What the task requires –
Look through the data below. Pick out the lines holding the string "series".

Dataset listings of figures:
----
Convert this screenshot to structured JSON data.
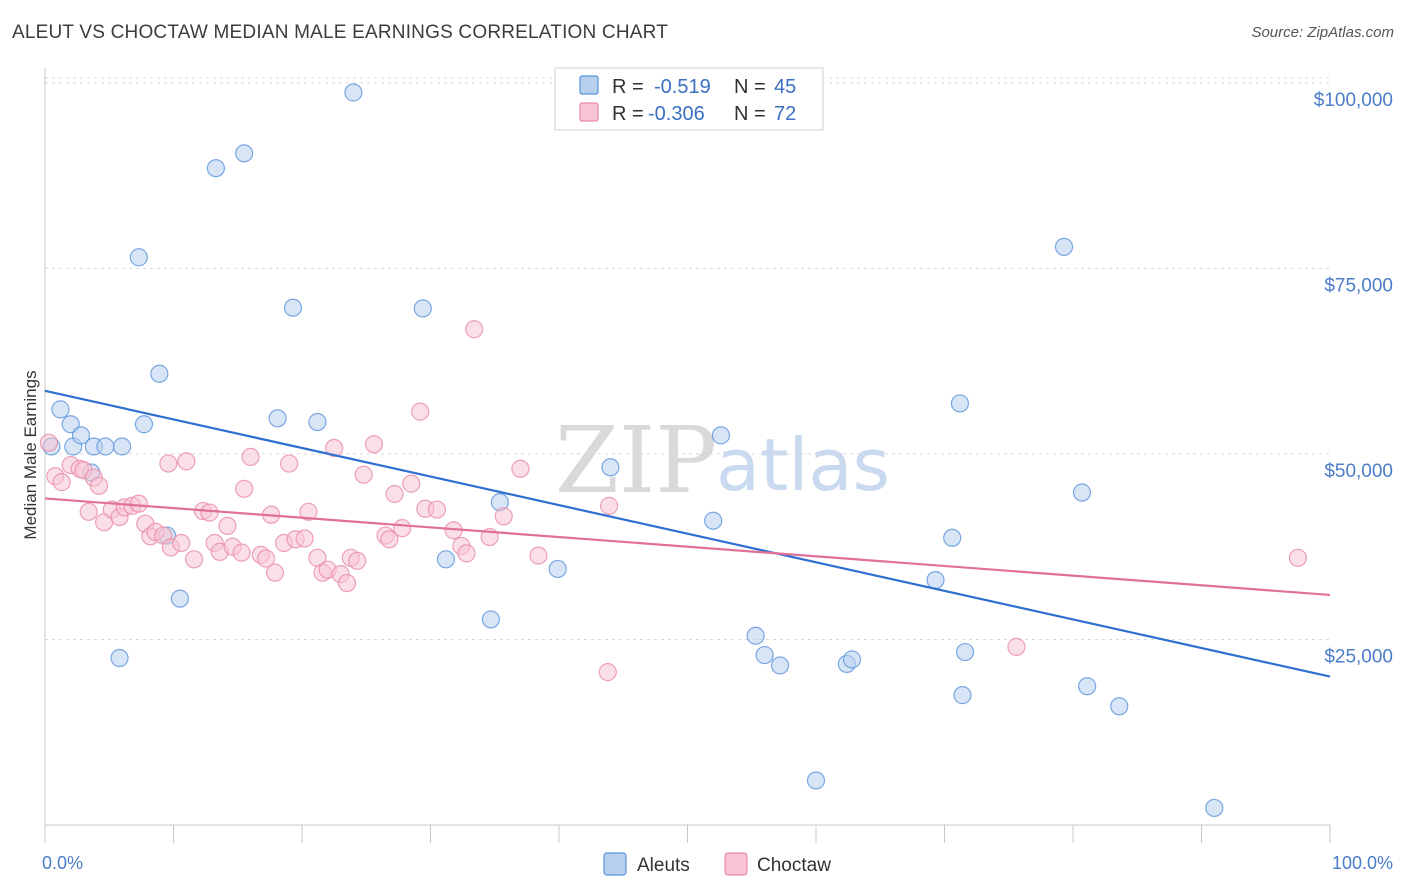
{
  "title": "ALEUT VS CHOCTAW MEDIAN MALE EARNINGS CORRELATION CHART",
  "source": "Source: ZipAtlas.com",
  "watermark": {
    "zip": "ZIP",
    "atlas": "atlas"
  },
  "colors": {
    "aleut": "#5b93d9",
    "aleut_fill": "#b8d0f0",
    "aleut_line": "#2f6fd0",
    "choctaw": "#e98aa8",
    "choctaw_fill": "#f7c4d4",
    "choctaw_line": "#e0709a",
    "tick_text": "#4a7cc9",
    "grid": "#d8d8d8"
  },
  "legend": {
    "rows": [
      {
        "r_label": "R = ",
        "r_value": "-0.519",
        "n_label": "N = ",
        "n_value": "45"
      },
      {
        "r_label": "R = ",
        "r_value": "-0.306",
        "n_label": "N = ",
        "n_value": "72"
      }
    ]
  },
  "chart_data": {
    "type": "scatter",
    "title": "ALEUT VS CHOCTAW MEDIAN MALE EARNINGS CORRELATION CHART",
    "xlabel": "",
    "ylabel": "Median Male Earnings",
    "xlim": [
      0,
      100
    ],
    "ylim": [
      0,
      102000
    ],
    "x_tick_labels": [
      "0.0%",
      "100.0%"
    ],
    "y_ticks": [
      25000,
      50000,
      75000,
      100000
    ],
    "y_tick_labels": [
      "$25,000",
      "$50,000",
      "$75,000",
      "$100,000"
    ],
    "grid": "horizontal dashed",
    "legend_position": "top-center",
    "series": [
      {
        "name": "Aleuts",
        "points": [
          [
            0.5,
            51000
          ],
          [
            1.2,
            56000
          ],
          [
            2.0,
            54000
          ],
          [
            2.2,
            51000
          ],
          [
            2.8,
            52500
          ],
          [
            3.6,
            47500
          ],
          [
            3.8,
            51000
          ],
          [
            4.7,
            51000
          ],
          [
            6.0,
            51000
          ],
          [
            5.8,
            22500
          ],
          [
            7.3,
            76500
          ],
          [
            7.7,
            54000
          ],
          [
            8.9,
            60800
          ],
          [
            9.5,
            39000
          ],
          [
            10.5,
            30500
          ],
          [
            13.3,
            88500
          ],
          [
            15.5,
            90500
          ],
          [
            18.1,
            54800
          ],
          [
            19.3,
            69700
          ],
          [
            21.2,
            54300
          ],
          [
            24.0,
            98700
          ],
          [
            29.4,
            69600
          ],
          [
            31.2,
            35800
          ],
          [
            34.7,
            27700
          ],
          [
            35.4,
            43500
          ],
          [
            39.9,
            34500
          ],
          [
            44.0,
            48200
          ],
          [
            52.6,
            52500
          ],
          [
            55.3,
            25500
          ],
          [
            56.0,
            22900
          ],
          [
            57.2,
            21500
          ],
          [
            60.0,
            6000
          ],
          [
            62.4,
            21700
          ],
          [
            62.8,
            22300
          ],
          [
            69.3,
            33000
          ],
          [
            70.6,
            38700
          ],
          [
            71.2,
            56800
          ],
          [
            71.6,
            23300
          ],
          [
            71.4,
            17500
          ],
          [
            79.3,
            77900
          ],
          [
            80.7,
            44800
          ],
          [
            81.1,
            18700
          ],
          [
            83.6,
            16000
          ],
          [
            91.0,
            2300
          ],
          [
            52.0,
            41000
          ]
        ]
      },
      {
        "name": "Choctaw",
        "points": [
          [
            0.3,
            51500
          ],
          [
            0.8,
            47000
          ],
          [
            1.3,
            46200
          ],
          [
            2.0,
            48500
          ],
          [
            2.7,
            48000
          ],
          [
            3.0,
            47800
          ],
          [
            3.4,
            42200
          ],
          [
            3.8,
            46800
          ],
          [
            4.2,
            45700
          ],
          [
            4.6,
            40800
          ],
          [
            5.2,
            42500
          ],
          [
            5.8,
            41500
          ],
          [
            6.2,
            42800
          ],
          [
            6.8,
            43000
          ],
          [
            7.3,
            43300
          ],
          [
            7.8,
            40600
          ],
          [
            8.2,
            38900
          ],
          [
            8.6,
            39500
          ],
          [
            9.2,
            39000
          ],
          [
            9.6,
            48700
          ],
          [
            9.8,
            37400
          ],
          [
            10.6,
            38000
          ],
          [
            11.0,
            49000
          ],
          [
            11.6,
            35800
          ],
          [
            12.3,
            42300
          ],
          [
            12.8,
            42100
          ],
          [
            13.2,
            38000
          ],
          [
            13.6,
            36800
          ],
          [
            14.2,
            40300
          ],
          [
            14.6,
            37500
          ],
          [
            15.3,
            36700
          ],
          [
            15.5,
            45300
          ],
          [
            16.0,
            49600
          ],
          [
            16.8,
            36400
          ],
          [
            17.2,
            35900
          ],
          [
            17.6,
            41800
          ],
          [
            17.9,
            34000
          ],
          [
            18.6,
            38000
          ],
          [
            19.0,
            48700
          ],
          [
            19.5,
            38500
          ],
          [
            20.2,
            38600
          ],
          [
            20.5,
            42200
          ],
          [
            21.2,
            36000
          ],
          [
            21.6,
            34000
          ],
          [
            22.0,
            34400
          ],
          [
            22.5,
            50800
          ],
          [
            23.0,
            33800
          ],
          [
            23.5,
            32600
          ],
          [
            23.8,
            36000
          ],
          [
            24.3,
            35600
          ],
          [
            24.8,
            47200
          ],
          [
            25.6,
            51300
          ],
          [
            26.5,
            39000
          ],
          [
            26.8,
            38500
          ],
          [
            27.2,
            44600
          ],
          [
            27.8,
            40000
          ],
          [
            28.5,
            46000
          ],
          [
            29.2,
            55700
          ],
          [
            29.6,
            42600
          ],
          [
            30.5,
            42500
          ],
          [
            31.8,
            39700
          ],
          [
            32.4,
            37600
          ],
          [
            32.8,
            36600
          ],
          [
            33.4,
            66800
          ],
          [
            34.6,
            38800
          ],
          [
            35.7,
            41600
          ],
          [
            37.0,
            48000
          ],
          [
            38.4,
            36300
          ],
          [
            43.8,
            20600
          ],
          [
            43.9,
            43000
          ],
          [
            75.6,
            24000
          ],
          [
            97.5,
            36000
          ]
        ]
      }
    ],
    "trend_lines": [
      {
        "series": "Aleuts",
        "from": [
          0,
          58500
        ],
        "to": [
          100,
          20000
        ]
      },
      {
        "series": "Choctaw",
        "from": [
          0,
          44000
        ],
        "to": [
          100,
          31000
        ]
      }
    ]
  }
}
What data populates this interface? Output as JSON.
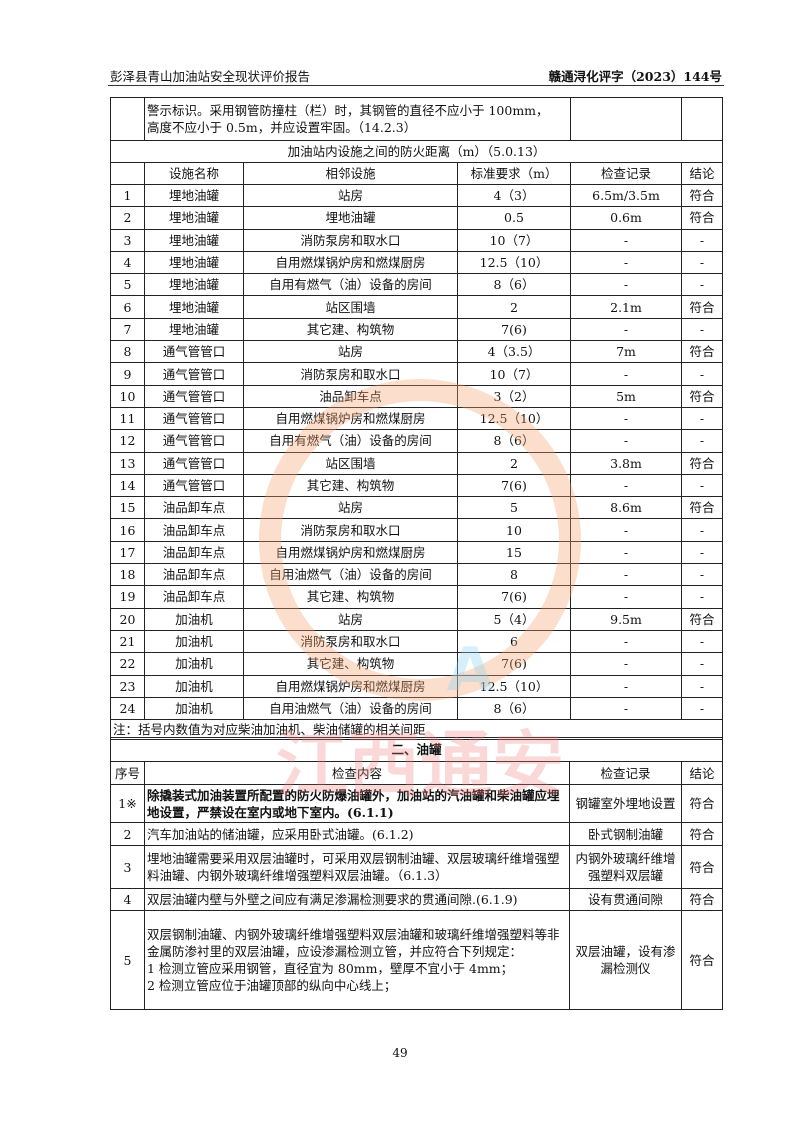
{
  "header": {
    "left": "彭泽县青山加油站安全现状评价报告",
    "right": "赣通浔化评字（2023）144号"
  },
  "continued_row": {
    "content_line1": "警示标识。采用钢管防撞柱（栏）时，其钢管的直径不应小于 100mm，",
    "content_line2": "高度不应小于 0.5m，并应设置牢固。（14.2.3）"
  },
  "distance_table": {
    "title": "加油站内设施之间的防火距离（m）（5.0.13）",
    "columns": [
      "",
      "设施名称",
      "相邻设施",
      "标准要求（m）",
      "检查记录",
      "结论"
    ],
    "rows": [
      [
        "1",
        "埋地油罐",
        "站房",
        "4（3）",
        "6.5m/3.5m",
        "符合"
      ],
      [
        "2",
        "埋地油罐",
        "埋地油罐",
        "0.5",
        "0.6m",
        "符合"
      ],
      [
        "3",
        "埋地油罐",
        "消防泵房和取水口",
        "10（7）",
        "-",
        "-"
      ],
      [
        "4",
        "埋地油罐",
        "自用燃煤锅炉房和燃煤厨房",
        "12.5（10）",
        "-",
        "-"
      ],
      [
        "5",
        "埋地油罐",
        "自用有燃气（油）设备的房间",
        "8（6）",
        "-",
        "-"
      ],
      [
        "6",
        "埋地油罐",
        "站区围墙",
        "2",
        "2.1m",
        "符合"
      ],
      [
        "7",
        "埋地油罐",
        "其它建、构筑物",
        "7(6)",
        "-",
        "-"
      ],
      [
        "8",
        "通气管管口",
        "站房",
        "4（3.5）",
        "7m",
        "符合"
      ],
      [
        "9",
        "通气管管口",
        "消防泵房和取水口",
        "10（7）",
        "-",
        "-"
      ],
      [
        "10",
        "通气管管口",
        "油品卸车点",
        "3（2）",
        "5m",
        "符合"
      ],
      [
        "11",
        "通气管管口",
        "自用燃煤锅炉房和燃煤厨房",
        "12.5（10）",
        "-",
        "-"
      ],
      [
        "12",
        "通气管管口",
        "自用有燃气（油）设备的房间",
        "8（6）",
        "-",
        "-"
      ],
      [
        "13",
        "通气管管口",
        "站区围墙",
        "2",
        "3.8m",
        "符合"
      ],
      [
        "14",
        "通气管管口",
        "其它建、构筑物",
        "7(6)",
        "-",
        "-"
      ],
      [
        "15",
        "油品卸车点",
        "站房",
        "5",
        "8.6m",
        "符合"
      ],
      [
        "16",
        "油品卸车点",
        "消防泵房和取水口",
        "10",
        "-",
        "-"
      ],
      [
        "17",
        "油品卸车点",
        "自用燃煤锅炉房和燃煤厨房",
        "15",
        "-",
        "-"
      ],
      [
        "18",
        "油品卸车点",
        "自用油燃气（油）设备的房间",
        "8",
        "-",
        "-"
      ],
      [
        "19",
        "油品卸车点",
        "其它建、构筑物",
        "7(6)",
        "-",
        "-"
      ],
      [
        "20",
        "加油机",
        "站房",
        "5（4）",
        "9.5m",
        "符合"
      ],
      [
        "21",
        "加油机",
        "消防泵房和取水口",
        "6",
        "-",
        "-"
      ],
      [
        "22",
        "加油机",
        "其它建、构筑物",
        "7(6)",
        "-",
        "-"
      ],
      [
        "23",
        "加油机",
        "自用燃煤锅炉房和燃煤厨房",
        "12.5（10）",
        "-",
        "-"
      ],
      [
        "24",
        "加油机",
        "自用油燃气（油）设备的房间",
        "8（6）",
        "-",
        "-"
      ]
    ],
    "note": "注：括号内数值为对应柴油加油机、柴油储罐的相关间距"
  },
  "tank_section": {
    "title": "二、油罐",
    "columns": [
      "序号",
      "检查内容",
      "检查记录",
      "结论"
    ],
    "rows": [
      {
        "no": "1※",
        "content": "除撬装式加油装置所配置的防火防爆油罐外，加油站的汽油罐和柴油罐应埋地设置，严禁设在室内或地下室内。(6.1.1)",
        "record": "钢罐室外埋地设置",
        "result": "符合"
      },
      {
        "no": "2",
        "content": "汽车加油站的储油罐，应采用卧式油罐。(6.1.2)",
        "record": "卧式钢制油罐",
        "result": "符合"
      },
      {
        "no": "3",
        "content": "埋地油罐需要采用双层油罐时，可采用双层钢制油罐、双层玻璃纤维增强塑料油罐、内钢外玻璃纤维增强塑料双层油罐。（6.1.3）",
        "record": "内钢外玻璃纤维增强塑料双层罐",
        "result": "符合"
      },
      {
        "no": "4",
        "content": "双层油罐内壁与外壁之间应有满足渗漏检测要求的贯通间隙.(6.1.9)",
        "record": "设有贯通间隙",
        "result": "符合"
      },
      {
        "no": "5",
        "content": "双层钢制油罐、内钢外玻璃纤维增强塑料双层油罐和玻璃纤维增强塑料等非金属防渗衬里的双层油罐，应设渗漏检测立管，并应符合下列规定：",
        "sub1": "1 检测立管应采用钢管，直径宜为 80mm，壁厚不宜小于 4mm；",
        "sub2": "2 检测立管应位于油罐顶部的纵向中心线上；",
        "record": "双层油罐，设有渗漏检测仪",
        "result": "符合"
      }
    ]
  },
  "page_number": "49",
  "watermark": {
    "text": "江西通安",
    "colors": {
      "ring": "#f4a06a",
      "text": "#f08080",
      "blue": "#8fd3f0"
    }
  }
}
----
Solution to this problem –
    "series": [
        "series": "Aleuts",
        "series": "Choctaw",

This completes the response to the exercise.